### ENTRIES SUPPLIED:
○ ○ ○ ○ ○ ○ ○

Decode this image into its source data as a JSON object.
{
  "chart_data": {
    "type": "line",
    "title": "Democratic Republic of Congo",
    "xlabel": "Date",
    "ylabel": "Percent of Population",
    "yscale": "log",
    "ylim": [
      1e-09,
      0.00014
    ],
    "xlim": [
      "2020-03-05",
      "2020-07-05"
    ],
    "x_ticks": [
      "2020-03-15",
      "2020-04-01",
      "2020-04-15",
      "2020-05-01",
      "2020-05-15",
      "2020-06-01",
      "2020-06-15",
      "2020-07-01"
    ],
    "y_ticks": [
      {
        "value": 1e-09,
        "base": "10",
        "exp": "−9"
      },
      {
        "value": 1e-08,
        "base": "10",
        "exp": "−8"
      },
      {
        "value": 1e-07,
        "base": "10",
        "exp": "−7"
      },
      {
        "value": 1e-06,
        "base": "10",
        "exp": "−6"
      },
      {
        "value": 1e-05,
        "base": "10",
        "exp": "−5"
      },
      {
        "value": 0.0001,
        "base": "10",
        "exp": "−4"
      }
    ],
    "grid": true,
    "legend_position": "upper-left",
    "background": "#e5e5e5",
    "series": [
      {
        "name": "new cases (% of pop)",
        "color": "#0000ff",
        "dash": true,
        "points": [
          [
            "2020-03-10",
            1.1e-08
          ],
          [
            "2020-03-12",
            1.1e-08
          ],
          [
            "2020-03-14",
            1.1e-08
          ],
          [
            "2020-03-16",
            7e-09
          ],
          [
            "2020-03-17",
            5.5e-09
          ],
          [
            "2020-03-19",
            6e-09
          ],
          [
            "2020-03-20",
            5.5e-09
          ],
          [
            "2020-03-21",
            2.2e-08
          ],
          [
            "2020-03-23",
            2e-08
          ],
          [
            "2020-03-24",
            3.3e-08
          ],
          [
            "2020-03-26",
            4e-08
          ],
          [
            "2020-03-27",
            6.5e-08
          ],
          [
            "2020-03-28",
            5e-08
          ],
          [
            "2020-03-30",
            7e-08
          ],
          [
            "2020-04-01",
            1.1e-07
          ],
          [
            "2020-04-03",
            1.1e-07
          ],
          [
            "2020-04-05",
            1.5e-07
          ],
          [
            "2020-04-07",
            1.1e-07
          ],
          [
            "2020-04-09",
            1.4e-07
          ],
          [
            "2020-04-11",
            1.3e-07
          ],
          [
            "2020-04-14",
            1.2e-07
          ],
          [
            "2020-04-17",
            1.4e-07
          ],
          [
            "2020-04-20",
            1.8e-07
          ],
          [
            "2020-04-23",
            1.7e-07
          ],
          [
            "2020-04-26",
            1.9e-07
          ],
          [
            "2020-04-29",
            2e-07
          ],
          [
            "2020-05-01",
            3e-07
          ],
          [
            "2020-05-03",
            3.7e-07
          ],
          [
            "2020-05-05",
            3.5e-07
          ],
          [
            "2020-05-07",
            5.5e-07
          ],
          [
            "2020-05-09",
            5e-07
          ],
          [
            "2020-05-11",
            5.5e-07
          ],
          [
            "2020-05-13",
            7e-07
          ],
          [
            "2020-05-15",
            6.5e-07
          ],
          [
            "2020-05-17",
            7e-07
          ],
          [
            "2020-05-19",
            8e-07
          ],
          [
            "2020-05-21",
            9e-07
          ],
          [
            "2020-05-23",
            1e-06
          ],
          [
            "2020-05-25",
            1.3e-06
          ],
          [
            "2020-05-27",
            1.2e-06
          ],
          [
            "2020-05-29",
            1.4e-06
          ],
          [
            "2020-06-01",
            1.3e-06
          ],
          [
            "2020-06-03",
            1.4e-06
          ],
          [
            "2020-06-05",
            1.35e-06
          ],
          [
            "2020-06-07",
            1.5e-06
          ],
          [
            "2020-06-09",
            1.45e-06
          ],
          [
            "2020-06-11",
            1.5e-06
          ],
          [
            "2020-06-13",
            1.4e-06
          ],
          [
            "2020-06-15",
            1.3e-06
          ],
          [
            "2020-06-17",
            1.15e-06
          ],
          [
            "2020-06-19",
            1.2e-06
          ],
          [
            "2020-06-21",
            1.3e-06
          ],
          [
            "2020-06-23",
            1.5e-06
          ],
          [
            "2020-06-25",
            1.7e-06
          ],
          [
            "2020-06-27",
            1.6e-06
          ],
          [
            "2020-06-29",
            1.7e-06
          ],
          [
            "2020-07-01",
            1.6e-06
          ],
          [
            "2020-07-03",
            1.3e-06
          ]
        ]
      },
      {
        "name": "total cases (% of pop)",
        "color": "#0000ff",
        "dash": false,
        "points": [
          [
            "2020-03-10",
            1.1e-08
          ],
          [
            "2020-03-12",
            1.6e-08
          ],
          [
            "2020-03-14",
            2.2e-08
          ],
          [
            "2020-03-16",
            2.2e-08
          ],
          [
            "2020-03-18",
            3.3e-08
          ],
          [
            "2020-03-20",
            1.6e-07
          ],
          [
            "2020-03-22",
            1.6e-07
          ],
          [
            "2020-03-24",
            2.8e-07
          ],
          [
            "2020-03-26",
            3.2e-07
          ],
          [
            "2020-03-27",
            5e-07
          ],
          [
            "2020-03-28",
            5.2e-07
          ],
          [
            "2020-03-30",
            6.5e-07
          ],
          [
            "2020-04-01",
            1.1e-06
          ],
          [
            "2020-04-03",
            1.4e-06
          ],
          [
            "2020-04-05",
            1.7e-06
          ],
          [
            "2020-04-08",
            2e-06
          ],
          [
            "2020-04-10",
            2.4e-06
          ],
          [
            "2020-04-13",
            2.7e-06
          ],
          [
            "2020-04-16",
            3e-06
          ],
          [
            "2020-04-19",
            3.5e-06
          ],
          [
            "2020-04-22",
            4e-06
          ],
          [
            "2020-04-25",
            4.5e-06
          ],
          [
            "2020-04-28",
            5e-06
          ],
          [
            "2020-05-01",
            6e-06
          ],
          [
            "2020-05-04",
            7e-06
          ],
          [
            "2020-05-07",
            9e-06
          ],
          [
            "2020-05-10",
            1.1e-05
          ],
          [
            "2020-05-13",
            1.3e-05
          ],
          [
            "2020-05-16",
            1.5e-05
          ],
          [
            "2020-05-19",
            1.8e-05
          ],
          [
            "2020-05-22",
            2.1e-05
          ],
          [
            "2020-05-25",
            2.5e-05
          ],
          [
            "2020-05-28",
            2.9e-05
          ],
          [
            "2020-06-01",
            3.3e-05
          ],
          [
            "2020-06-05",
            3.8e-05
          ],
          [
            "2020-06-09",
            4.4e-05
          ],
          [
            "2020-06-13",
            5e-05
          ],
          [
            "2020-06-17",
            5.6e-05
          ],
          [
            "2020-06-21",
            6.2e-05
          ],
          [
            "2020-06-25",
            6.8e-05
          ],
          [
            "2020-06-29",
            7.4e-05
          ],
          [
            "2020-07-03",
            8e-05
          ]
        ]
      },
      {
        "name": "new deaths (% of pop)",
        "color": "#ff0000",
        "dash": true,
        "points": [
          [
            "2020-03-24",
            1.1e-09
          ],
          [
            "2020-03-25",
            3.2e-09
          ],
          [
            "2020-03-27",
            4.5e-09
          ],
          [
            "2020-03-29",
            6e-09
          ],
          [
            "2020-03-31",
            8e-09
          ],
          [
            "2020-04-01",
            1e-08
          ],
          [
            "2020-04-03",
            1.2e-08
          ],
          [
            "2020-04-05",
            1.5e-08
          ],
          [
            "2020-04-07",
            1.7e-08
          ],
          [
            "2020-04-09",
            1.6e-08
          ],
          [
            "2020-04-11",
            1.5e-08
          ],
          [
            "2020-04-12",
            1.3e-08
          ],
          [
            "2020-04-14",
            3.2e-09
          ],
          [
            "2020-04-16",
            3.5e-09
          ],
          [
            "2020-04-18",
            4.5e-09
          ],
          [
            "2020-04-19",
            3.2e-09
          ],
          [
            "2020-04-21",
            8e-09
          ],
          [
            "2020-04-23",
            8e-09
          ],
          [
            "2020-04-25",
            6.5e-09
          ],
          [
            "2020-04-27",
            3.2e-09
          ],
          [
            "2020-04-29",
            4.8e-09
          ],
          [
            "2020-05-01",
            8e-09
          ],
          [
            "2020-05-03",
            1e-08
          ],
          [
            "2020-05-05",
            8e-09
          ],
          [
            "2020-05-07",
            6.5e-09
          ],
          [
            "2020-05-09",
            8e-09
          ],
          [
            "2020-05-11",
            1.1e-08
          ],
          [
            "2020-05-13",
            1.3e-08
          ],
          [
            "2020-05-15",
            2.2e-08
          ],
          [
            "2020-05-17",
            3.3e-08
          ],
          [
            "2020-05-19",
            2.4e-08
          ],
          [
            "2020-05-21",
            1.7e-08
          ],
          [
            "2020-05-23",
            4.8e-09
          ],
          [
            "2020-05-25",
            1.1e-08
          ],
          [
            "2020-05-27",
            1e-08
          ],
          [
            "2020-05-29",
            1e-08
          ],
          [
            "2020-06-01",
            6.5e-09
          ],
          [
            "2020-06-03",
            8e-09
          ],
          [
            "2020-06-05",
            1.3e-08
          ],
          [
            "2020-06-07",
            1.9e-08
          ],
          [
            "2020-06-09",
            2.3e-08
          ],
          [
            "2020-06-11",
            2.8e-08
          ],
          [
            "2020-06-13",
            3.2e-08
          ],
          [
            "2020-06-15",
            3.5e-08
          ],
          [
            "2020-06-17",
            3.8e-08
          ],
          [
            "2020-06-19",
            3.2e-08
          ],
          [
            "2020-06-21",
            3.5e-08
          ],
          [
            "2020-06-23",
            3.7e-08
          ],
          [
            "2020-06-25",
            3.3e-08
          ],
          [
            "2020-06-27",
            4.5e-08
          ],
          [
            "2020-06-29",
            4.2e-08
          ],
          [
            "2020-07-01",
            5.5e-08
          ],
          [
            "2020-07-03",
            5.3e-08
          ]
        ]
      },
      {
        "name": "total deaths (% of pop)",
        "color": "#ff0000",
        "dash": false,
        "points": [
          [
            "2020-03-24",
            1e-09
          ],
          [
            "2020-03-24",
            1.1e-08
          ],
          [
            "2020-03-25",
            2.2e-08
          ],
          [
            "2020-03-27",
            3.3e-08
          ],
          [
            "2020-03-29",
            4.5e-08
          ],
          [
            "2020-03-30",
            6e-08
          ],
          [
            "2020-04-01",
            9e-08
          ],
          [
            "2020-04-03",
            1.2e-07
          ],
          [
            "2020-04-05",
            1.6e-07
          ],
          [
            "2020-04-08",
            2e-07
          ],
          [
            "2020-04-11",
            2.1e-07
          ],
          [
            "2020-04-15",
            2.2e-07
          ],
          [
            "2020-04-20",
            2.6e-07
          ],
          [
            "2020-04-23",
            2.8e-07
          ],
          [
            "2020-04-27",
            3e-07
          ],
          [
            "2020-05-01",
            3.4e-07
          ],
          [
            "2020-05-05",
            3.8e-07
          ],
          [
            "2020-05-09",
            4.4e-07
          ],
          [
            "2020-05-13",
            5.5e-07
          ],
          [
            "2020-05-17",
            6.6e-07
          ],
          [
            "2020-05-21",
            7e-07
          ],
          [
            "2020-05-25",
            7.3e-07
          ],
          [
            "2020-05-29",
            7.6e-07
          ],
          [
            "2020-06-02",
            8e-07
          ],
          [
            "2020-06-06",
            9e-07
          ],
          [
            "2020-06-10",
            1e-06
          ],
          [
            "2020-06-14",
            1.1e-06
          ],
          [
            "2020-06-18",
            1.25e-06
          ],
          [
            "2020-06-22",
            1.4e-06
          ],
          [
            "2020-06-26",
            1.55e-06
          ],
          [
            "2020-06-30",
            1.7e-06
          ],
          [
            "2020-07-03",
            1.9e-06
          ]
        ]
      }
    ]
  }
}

○ ○ ○ ○ ○ ○ ○

State how many lines of the listing include "deaths", and nothing more.

2